Short exercise: State how many lines of the entries hold the string "الحكومية". Reply with the number alone.

(Records excerpted from a collection)
»»
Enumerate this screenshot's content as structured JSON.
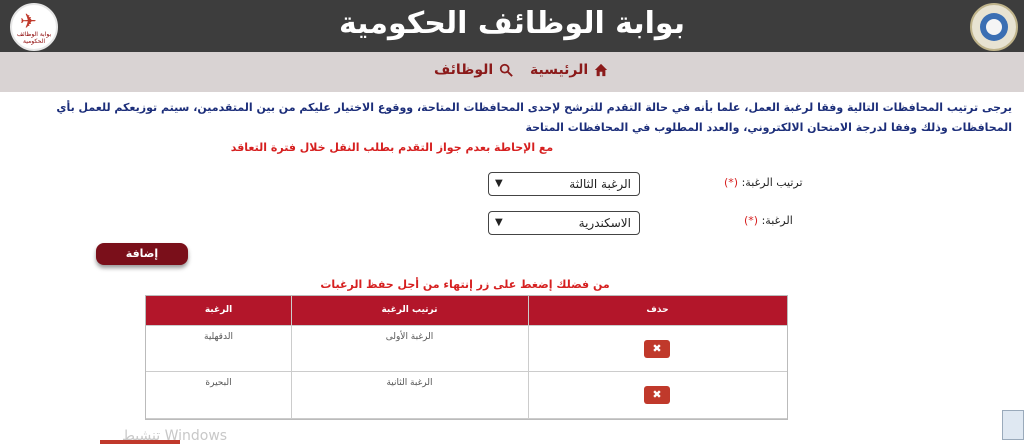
{
  "header": {
    "title": "بوابة الوظائف الحكومية",
    "logo_left_text": "بوابة الوظائف الحكومية"
  },
  "nav": {
    "home_label": "الرئيسية",
    "jobs_label": "الوظائف"
  },
  "instructions": {
    "line1": "يرجى ترتيب المحافظات التالية وفقا لرغبة العمل، علما بأنه في حالة التقدم للترشح لإحدى المحافظات المتاحة، ووقوع الاختيار عليكم من بين المتقدمين، سيتم توزيعكم للعمل بأي",
    "line2": "المحافظات وذلك وفقا لدرجة الامتحان الالكتروني، والعدد المطلوب في المحافظات المتاحة",
    "warning": "مع الإحاطة بعدم جواز التقدم بطلب النقل خلال فترة التعاقد"
  },
  "form": {
    "rank_label": "ترتيب الرغبة:",
    "rank_required": "(*)",
    "rank_value": "الرغبة الثالثة",
    "wish_label": "الرغبة:",
    "wish_required": "(*)",
    "wish_value": "الاسكندرية",
    "add_label": "إضافة"
  },
  "notice": "من فضلك إضغط على زر إنتهاء من أجل حفظ الرغبات",
  "table": {
    "headers": {
      "delete": "حذف",
      "rank": "ترتيب الرغبة",
      "wish": "الرغبة"
    },
    "rows": [
      {
        "rank": "الرغبة الأولى",
        "wish": "الدقهلية"
      },
      {
        "rank": "الرغبة الثانية",
        "wish": "البحيرة"
      }
    ],
    "delete_symbol": "✖"
  },
  "watermark": "تنشيط Windows",
  "colors": {
    "header_bg": "#3d3d3d",
    "nav_bg": "#d9d3d3",
    "accent": "#b3162a",
    "instruction_text": "#1c2e7a",
    "warning_text": "#d62020"
  }
}
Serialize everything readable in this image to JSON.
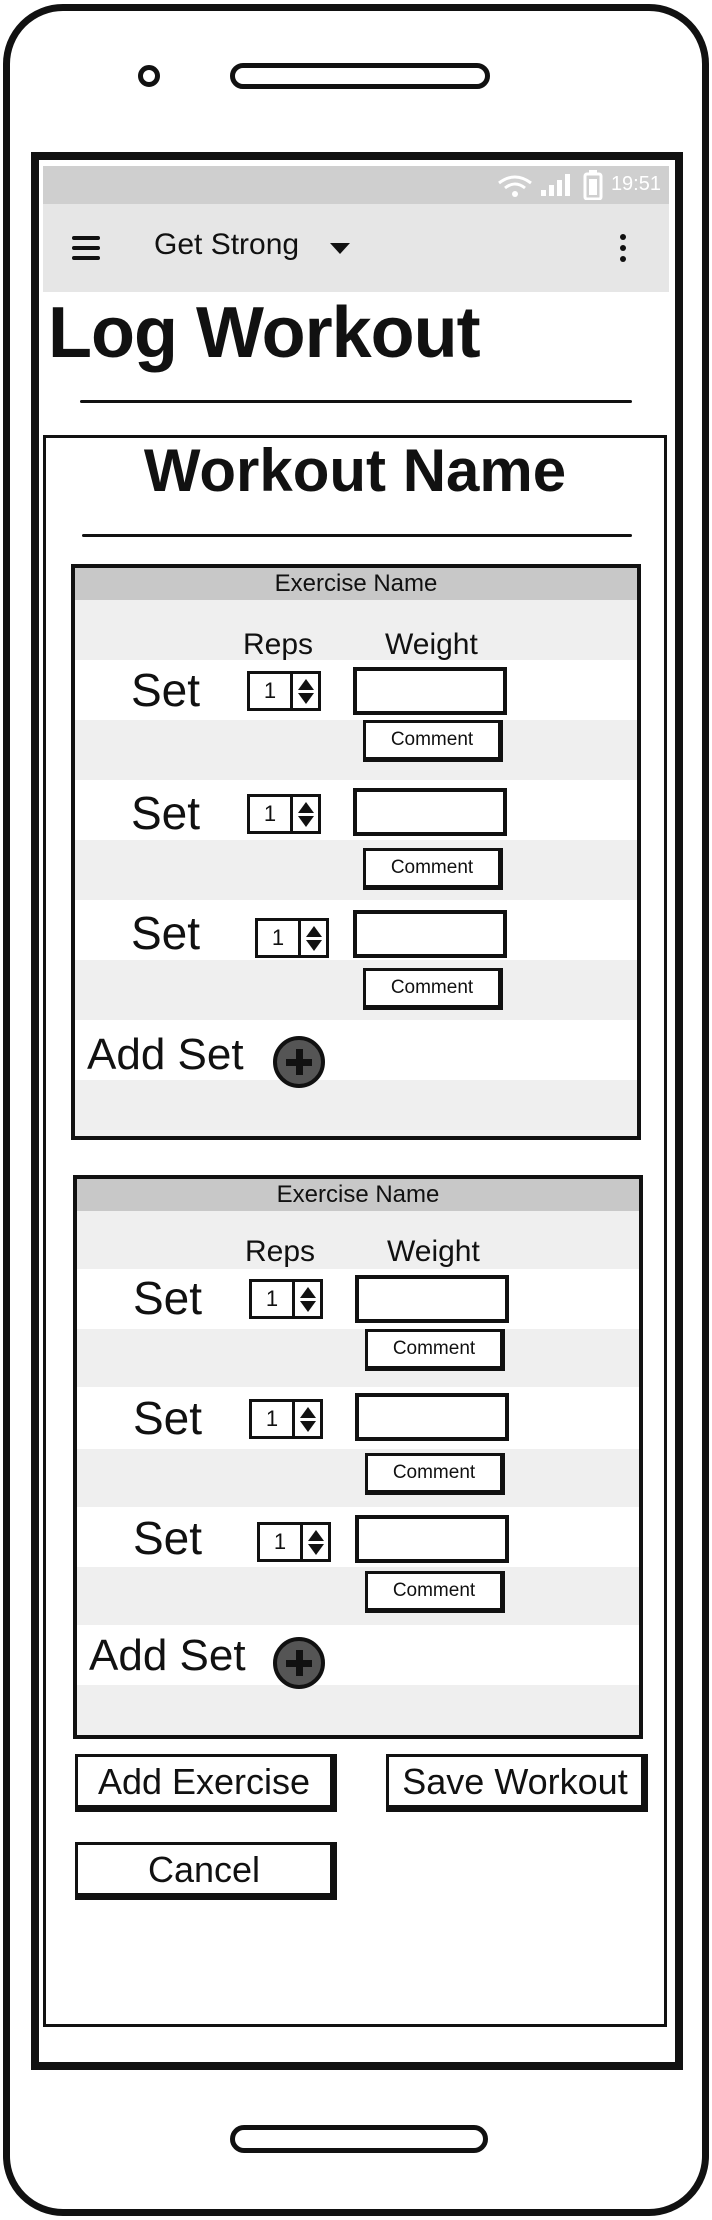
{
  "status_bar": {
    "time": "19:51"
  },
  "app_bar": {
    "title": "Get Strong"
  },
  "page": {
    "title": "Log Workout"
  },
  "workout": {
    "name": "Workout Name"
  },
  "exercises": [
    {
      "name": "Exercise Name",
      "reps_label": "Reps",
      "weight_label": "Weight",
      "sets": [
        {
          "label": "Set",
          "reps": "1",
          "weight": "",
          "comment_label": "Comment"
        },
        {
          "label": "Set",
          "reps": "1",
          "weight": "",
          "comment_label": "Comment"
        },
        {
          "label": "Set",
          "reps": "1",
          "weight": "",
          "comment_label": "Comment"
        }
      ],
      "add_set_label": "Add Set"
    },
    {
      "name": "Exercise Name",
      "reps_label": "Reps",
      "weight_label": "Weight",
      "sets": [
        {
          "label": "Set",
          "reps": "1",
          "weight": "",
          "comment_label": "Comment"
        },
        {
          "label": "Set",
          "reps": "1",
          "weight": "",
          "comment_label": "Comment"
        },
        {
          "label": "Set",
          "reps": "1",
          "weight": "",
          "comment_label": "Comment"
        }
      ],
      "add_set_label": "Add Set"
    }
  ],
  "actions": {
    "add_exercise": "Add Exercise",
    "save_workout": "Save Workout",
    "cancel": "Cancel"
  },
  "icons": {
    "menu": "hamburger-menu-icon",
    "dropdown": "caret-down-icon",
    "overflow": "more-vertical-icon",
    "add": "plus-circle-icon",
    "wifi": "wifi-icon",
    "signal": "signal-icon",
    "battery": "battery-icon"
  }
}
««
Task result: 2